> _Problem statement_:
Could you update the rows below by changing every "post-text-line" to "body-text-line", keeping everything else the same and leaving the pictures out?

———

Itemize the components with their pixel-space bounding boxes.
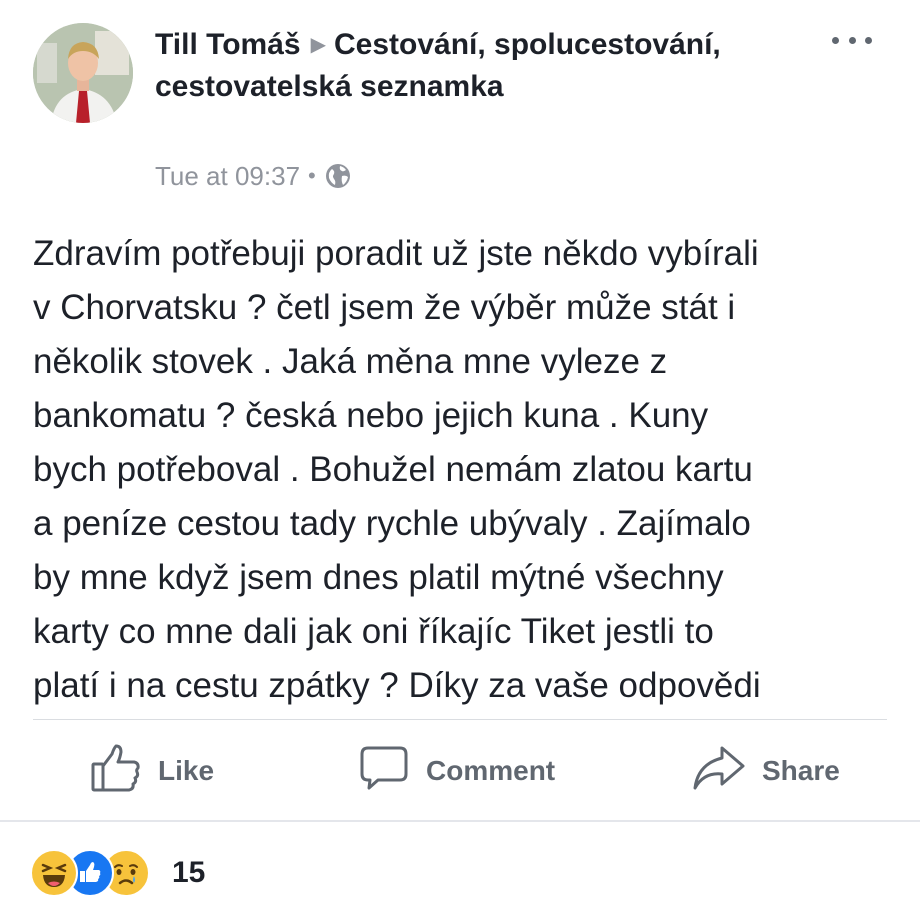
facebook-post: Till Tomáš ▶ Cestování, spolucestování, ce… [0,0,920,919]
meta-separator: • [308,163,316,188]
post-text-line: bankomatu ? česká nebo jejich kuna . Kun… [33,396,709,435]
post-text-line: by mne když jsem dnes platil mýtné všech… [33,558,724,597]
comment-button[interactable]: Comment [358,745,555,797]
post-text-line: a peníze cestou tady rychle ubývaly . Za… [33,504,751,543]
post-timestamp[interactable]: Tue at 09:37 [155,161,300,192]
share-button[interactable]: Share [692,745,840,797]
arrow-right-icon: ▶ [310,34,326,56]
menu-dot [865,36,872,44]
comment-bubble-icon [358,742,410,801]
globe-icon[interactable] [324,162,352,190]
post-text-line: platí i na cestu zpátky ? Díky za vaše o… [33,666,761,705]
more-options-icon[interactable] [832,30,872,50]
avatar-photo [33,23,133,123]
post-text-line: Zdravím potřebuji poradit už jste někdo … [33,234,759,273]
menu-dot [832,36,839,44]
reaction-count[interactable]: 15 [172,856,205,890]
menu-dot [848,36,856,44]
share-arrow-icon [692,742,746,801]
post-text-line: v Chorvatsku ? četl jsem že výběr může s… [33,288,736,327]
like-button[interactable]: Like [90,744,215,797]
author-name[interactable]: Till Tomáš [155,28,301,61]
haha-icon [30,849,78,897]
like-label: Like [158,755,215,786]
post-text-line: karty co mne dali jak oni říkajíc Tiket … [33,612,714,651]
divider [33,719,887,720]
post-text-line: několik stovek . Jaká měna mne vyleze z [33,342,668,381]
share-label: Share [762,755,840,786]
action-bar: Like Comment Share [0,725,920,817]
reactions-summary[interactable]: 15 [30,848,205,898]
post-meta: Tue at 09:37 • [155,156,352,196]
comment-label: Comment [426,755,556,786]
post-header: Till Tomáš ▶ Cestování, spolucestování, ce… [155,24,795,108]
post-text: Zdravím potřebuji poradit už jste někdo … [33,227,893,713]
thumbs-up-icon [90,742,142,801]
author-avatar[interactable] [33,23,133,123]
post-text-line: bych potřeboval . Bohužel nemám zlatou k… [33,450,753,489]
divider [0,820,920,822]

———

> _Result of the task_:
Itemize the components with their pixel-space bounding boxes.
facebook-post: Till Tomáš ▶ Cestování, spolucestování, ce… [0,0,920,919]
meta-separator: • [308,163,316,188]
body-text-line: bankomatu ? česká nebo jejich kuna . Kun… [33,396,709,435]
body-text-line: by mne když jsem dnes platil mýtné všech… [33,558,724,597]
comment-button[interactable]: Comment [358,745,555,797]
body-text-line: a peníze cestou tady rychle ubývaly . Za… [33,504,751,543]
post-timestamp[interactable]: Tue at 09:37 [155,161,300,192]
share-button[interactable]: Share [692,745,840,797]
arrow-right-icon: ▶ [310,34,326,56]
menu-dot [865,36,872,44]
comment-bubble-icon [358,742,410,801]
globe-icon[interactable] [324,162,352,190]
body-text-line: platí i na cestu zpátky ? Díky za vaše o… [33,666,761,705]
more-options-icon[interactable] [832,30,872,50]
avatar-photo [33,23,133,123]
body-text-line: Zdravím potřebuji poradit už jste někdo … [33,234,759,273]
menu-dot [832,36,839,44]
reaction-count[interactable]: 15 [172,856,205,890]
menu-dot [848,36,856,44]
share-arrow-icon [692,742,746,801]
body-text-line: v Chorvatsku ? četl jsem že výběr může s… [33,288,736,327]
like-button[interactable]: Like [90,744,215,797]
author-name[interactable]: Till Tomáš [155,28,301,61]
haha-icon [30,849,78,897]
like-label: Like [158,755,215,786]
body-text-line: karty co mne dali jak oni říkajíc Tiket … [33,612,714,651]
divider [33,719,887,720]
body-text-line: několik stovek . Jaká měna mne vyleze z [33,342,668,381]
share-label: Share [762,755,840,786]
action-bar: Like Comment Share [0,725,920,817]
reactions-summary[interactable]: 15 [30,848,205,898]
post-meta: Tue at 09:37 • [155,156,352,196]
comment-label: Comment [426,755,556,786]
post-header: Till Tomáš ▶ Cestování, spolucestování, ce… [155,24,795,108]
post-text: Zdravím potřebuji poradit už jste někdo … [33,227,893,713]
thumbs-up-icon [90,742,142,801]
author-avatar[interactable] [33,23,133,123]
body-text-line: bych potřeboval . Bohužel nemám zlatou k… [33,450,753,489]
divider [0,820,920,822]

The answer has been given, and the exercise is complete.